• WHAT YOU NEED TO DO: Give the listing below again in full, exactly as written.

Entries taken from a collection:
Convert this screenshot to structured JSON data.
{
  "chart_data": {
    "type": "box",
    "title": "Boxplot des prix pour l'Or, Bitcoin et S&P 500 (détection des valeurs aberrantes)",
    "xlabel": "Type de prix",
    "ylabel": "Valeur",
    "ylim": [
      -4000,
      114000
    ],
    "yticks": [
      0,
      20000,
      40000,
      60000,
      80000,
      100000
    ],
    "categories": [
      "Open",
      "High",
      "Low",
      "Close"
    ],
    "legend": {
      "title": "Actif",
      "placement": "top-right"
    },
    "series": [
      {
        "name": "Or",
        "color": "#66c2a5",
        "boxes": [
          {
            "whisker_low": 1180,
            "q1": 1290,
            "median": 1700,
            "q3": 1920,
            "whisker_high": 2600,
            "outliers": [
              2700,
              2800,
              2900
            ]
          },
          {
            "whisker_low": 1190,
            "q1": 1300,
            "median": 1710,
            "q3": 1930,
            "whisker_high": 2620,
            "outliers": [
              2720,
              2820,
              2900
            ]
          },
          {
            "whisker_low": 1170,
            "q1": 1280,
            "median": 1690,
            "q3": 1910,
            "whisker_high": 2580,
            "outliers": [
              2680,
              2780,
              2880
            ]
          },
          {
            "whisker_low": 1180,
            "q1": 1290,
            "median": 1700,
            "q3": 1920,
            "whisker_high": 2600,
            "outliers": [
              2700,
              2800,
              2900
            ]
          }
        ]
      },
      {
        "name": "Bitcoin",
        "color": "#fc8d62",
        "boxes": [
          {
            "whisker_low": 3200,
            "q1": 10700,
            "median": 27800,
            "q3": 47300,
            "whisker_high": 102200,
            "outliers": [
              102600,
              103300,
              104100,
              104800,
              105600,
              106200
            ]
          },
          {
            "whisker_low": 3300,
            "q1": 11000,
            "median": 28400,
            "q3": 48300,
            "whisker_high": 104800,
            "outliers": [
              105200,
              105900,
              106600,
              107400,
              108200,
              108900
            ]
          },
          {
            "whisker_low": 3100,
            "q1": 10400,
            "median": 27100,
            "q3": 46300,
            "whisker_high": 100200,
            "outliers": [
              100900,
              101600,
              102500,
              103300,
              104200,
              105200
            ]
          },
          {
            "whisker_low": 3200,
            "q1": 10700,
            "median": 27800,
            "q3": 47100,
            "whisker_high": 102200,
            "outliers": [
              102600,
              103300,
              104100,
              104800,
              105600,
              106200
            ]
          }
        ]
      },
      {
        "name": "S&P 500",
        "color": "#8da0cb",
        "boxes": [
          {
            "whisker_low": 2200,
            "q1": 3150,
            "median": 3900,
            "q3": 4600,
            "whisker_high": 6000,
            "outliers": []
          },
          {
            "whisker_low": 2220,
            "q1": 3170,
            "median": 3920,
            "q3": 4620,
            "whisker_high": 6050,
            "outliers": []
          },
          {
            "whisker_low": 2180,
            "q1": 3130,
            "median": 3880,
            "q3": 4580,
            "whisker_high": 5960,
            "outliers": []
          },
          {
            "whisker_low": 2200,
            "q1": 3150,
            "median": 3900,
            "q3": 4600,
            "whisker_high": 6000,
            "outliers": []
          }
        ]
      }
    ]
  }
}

• COMPLETED EXERCISE:
Convert this screenshot to structured JSON data.
{
  "chart_data": {
    "type": "box",
    "title": "Boxplot des prix pour l'Or, Bitcoin et S&P 500 (détection des valeurs aberrantes)",
    "xlabel": "Type de prix",
    "ylabel": "Valeur",
    "ylim": [
      -4000,
      114000
    ],
    "yticks": [
      0,
      20000,
      40000,
      60000,
      80000,
      100000
    ],
    "categories": [
      "Open",
      "High",
      "Low",
      "Close"
    ],
    "legend": {
      "title": "Actif",
      "placement": "top-right"
    },
    "series": [
      {
        "name": "Or",
        "color": "#66c2a5",
        "boxes": [
          {
            "whisker_low": 1180,
            "q1": 1290,
            "median": 1700,
            "q3": 1920,
            "whisker_high": 2600,
            "outliers": [
              2700,
              2800,
              2900
            ]
          },
          {
            "whisker_low": 1190,
            "q1": 1300,
            "median": 1710,
            "q3": 1930,
            "whisker_high": 2620,
            "outliers": [
              2720,
              2820,
              2900
            ]
          },
          {
            "whisker_low": 1170,
            "q1": 1280,
            "median": 1690,
            "q3": 1910,
            "whisker_high": 2580,
            "outliers": [
              2680,
              2780,
              2880
            ]
          },
          {
            "whisker_low": 1180,
            "q1": 1290,
            "median": 1700,
            "q3": 1920,
            "whisker_high": 2600,
            "outliers": [
              2700,
              2800,
              2900
            ]
          }
        ]
      },
      {
        "name": "Bitcoin",
        "color": "#fc8d62",
        "boxes": [
          {
            "whisker_low": 3200,
            "q1": 10700,
            "median": 27800,
            "q3": 47300,
            "whisker_high": 102200,
            "outliers": [
              102600,
              103300,
              104100,
              104800,
              105600,
              106200
            ]
          },
          {
            "whisker_low": 3300,
            "q1": 11000,
            "median": 28400,
            "q3": 48300,
            "whisker_high": 104800,
            "outliers": [
              105200,
              105900,
              106600,
              107400,
              108200,
              108900
            ]
          },
          {
            "whisker_low": 3100,
            "q1": 10400,
            "median": 27100,
            "q3": 46300,
            "whisker_high": 100200,
            "outliers": [
              100900,
              101600,
              102500,
              103300,
              104200,
              105200
            ]
          },
          {
            "whisker_low": 3200,
            "q1": 10700,
            "median": 27800,
            "q3": 47100,
            "whisker_high": 102200,
            "outliers": [
              102600,
              103300,
              104100,
              104800,
              105600,
              106200
            ]
          }
        ]
      },
      {
        "name": "S&P 500",
        "color": "#8da0cb",
        "boxes": [
          {
            "whisker_low": 2200,
            "q1": 3150,
            "median": 3900,
            "q3": 4600,
            "whisker_high": 6000,
            "outliers": []
          },
          {
            "whisker_low": 2220,
            "q1": 3170,
            "median": 3920,
            "q3": 4620,
            "whisker_high": 6050,
            "outliers": []
          },
          {
            "whisker_low": 2180,
            "q1": 3130,
            "median": 3880,
            "q3": 4580,
            "whisker_high": 5960,
            "outliers": []
          },
          {
            "whisker_low": 2200,
            "q1": 3150,
            "median": 3900,
            "q3": 4600,
            "whisker_high": 6000,
            "outliers": []
          }
        ]
      }
    ]
  }
}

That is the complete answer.